In the entries below, find the lines with the word "color" and copy them.

SUPPLIED DATA:
************

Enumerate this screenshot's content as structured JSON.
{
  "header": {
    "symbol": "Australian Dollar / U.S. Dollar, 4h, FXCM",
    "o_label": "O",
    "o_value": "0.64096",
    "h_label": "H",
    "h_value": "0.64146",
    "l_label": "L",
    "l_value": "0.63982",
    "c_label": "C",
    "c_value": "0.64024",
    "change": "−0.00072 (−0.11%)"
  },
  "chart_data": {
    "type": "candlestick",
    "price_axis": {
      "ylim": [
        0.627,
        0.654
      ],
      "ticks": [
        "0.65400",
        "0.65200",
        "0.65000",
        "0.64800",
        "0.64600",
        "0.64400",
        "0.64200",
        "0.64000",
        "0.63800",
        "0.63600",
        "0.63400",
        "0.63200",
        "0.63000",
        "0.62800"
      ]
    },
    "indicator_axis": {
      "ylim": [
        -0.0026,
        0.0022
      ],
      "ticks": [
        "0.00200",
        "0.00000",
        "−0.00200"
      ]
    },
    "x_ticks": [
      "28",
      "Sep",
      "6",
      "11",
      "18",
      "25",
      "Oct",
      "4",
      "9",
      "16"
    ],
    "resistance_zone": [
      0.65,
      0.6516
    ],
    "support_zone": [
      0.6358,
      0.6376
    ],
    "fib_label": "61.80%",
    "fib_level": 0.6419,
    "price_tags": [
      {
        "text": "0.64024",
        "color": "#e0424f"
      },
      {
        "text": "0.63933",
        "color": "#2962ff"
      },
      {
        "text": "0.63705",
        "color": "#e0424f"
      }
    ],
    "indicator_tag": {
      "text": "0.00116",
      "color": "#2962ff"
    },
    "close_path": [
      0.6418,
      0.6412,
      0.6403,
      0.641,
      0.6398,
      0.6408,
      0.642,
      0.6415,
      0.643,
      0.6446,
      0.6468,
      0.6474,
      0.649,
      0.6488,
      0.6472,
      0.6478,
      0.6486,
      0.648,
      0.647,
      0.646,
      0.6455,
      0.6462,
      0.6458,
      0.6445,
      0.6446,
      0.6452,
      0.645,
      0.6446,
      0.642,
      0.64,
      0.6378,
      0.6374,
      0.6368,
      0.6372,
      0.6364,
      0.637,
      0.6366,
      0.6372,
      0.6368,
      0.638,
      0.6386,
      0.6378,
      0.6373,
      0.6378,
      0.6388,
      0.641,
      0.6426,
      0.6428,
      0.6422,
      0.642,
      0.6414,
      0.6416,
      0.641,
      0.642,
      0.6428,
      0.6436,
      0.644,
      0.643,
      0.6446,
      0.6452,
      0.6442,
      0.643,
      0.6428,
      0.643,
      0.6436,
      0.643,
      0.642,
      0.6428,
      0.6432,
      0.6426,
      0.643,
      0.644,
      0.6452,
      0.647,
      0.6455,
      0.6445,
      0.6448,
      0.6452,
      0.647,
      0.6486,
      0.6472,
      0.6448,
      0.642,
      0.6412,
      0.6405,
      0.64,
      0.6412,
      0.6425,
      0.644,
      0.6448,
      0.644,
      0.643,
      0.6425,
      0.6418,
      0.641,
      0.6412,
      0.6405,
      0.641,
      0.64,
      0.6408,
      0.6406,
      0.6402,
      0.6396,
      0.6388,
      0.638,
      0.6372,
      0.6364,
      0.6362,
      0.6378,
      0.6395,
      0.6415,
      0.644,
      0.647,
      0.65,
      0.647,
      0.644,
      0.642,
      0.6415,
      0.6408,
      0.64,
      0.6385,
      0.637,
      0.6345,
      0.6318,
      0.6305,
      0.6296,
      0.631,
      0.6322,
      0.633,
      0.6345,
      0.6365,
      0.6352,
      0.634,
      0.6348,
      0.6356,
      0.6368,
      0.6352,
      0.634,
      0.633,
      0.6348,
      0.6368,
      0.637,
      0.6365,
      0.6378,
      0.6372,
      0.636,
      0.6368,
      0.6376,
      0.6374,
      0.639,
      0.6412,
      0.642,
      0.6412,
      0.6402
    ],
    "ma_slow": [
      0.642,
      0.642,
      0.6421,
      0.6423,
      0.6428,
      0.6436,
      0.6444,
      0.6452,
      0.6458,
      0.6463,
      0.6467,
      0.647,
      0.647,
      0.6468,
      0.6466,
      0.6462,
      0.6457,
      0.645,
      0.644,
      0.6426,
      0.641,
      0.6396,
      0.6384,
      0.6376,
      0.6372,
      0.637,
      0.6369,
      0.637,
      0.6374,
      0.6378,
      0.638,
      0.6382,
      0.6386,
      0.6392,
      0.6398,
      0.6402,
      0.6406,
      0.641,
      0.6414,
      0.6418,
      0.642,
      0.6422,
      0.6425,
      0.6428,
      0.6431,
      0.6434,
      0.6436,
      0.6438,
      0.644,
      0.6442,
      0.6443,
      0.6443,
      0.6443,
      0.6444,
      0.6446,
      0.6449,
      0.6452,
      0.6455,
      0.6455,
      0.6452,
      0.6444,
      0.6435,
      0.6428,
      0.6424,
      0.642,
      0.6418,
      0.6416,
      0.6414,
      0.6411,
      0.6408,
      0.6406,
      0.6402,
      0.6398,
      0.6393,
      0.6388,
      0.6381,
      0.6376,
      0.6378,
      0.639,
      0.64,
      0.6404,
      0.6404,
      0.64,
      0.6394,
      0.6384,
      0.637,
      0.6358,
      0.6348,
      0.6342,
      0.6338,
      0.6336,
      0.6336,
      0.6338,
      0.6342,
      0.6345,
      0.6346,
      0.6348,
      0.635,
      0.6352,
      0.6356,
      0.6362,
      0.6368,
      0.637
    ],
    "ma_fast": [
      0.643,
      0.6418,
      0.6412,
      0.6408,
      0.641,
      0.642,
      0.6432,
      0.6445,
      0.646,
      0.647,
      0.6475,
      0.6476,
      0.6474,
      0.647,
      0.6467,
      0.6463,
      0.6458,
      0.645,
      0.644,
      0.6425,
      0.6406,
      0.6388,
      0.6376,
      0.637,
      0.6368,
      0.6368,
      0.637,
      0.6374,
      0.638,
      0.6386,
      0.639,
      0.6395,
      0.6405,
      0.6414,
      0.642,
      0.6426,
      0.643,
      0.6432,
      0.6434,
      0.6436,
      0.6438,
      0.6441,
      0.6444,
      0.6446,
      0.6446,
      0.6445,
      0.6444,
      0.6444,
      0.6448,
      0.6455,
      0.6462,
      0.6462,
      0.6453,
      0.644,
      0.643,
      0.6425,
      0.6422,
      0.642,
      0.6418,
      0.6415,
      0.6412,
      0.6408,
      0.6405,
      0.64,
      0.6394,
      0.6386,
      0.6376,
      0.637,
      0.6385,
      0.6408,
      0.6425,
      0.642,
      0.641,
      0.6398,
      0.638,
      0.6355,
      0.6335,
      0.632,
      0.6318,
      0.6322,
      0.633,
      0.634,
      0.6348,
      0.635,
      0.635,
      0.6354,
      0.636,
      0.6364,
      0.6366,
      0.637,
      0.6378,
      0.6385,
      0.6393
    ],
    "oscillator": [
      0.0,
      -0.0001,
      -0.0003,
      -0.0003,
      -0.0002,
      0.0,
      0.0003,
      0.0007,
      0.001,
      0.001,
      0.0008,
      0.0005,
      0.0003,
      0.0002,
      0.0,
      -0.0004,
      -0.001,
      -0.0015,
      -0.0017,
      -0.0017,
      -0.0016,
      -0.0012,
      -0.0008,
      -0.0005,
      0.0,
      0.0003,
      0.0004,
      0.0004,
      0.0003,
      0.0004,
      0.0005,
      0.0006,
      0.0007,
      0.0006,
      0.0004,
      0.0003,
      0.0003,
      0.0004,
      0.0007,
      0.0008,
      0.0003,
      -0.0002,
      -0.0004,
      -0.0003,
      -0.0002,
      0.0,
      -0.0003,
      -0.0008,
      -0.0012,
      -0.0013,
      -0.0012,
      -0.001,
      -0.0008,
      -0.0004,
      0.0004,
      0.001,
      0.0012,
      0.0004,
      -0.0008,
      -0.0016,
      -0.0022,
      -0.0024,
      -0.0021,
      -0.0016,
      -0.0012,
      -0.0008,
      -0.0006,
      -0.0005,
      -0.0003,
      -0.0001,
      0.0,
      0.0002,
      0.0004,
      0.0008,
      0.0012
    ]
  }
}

************

WRITTEN SOLUTION:
        "color": "#e0424f"
        "color": "#2962ff"
        "color": "#e0424f"
      "color": "#2962ff"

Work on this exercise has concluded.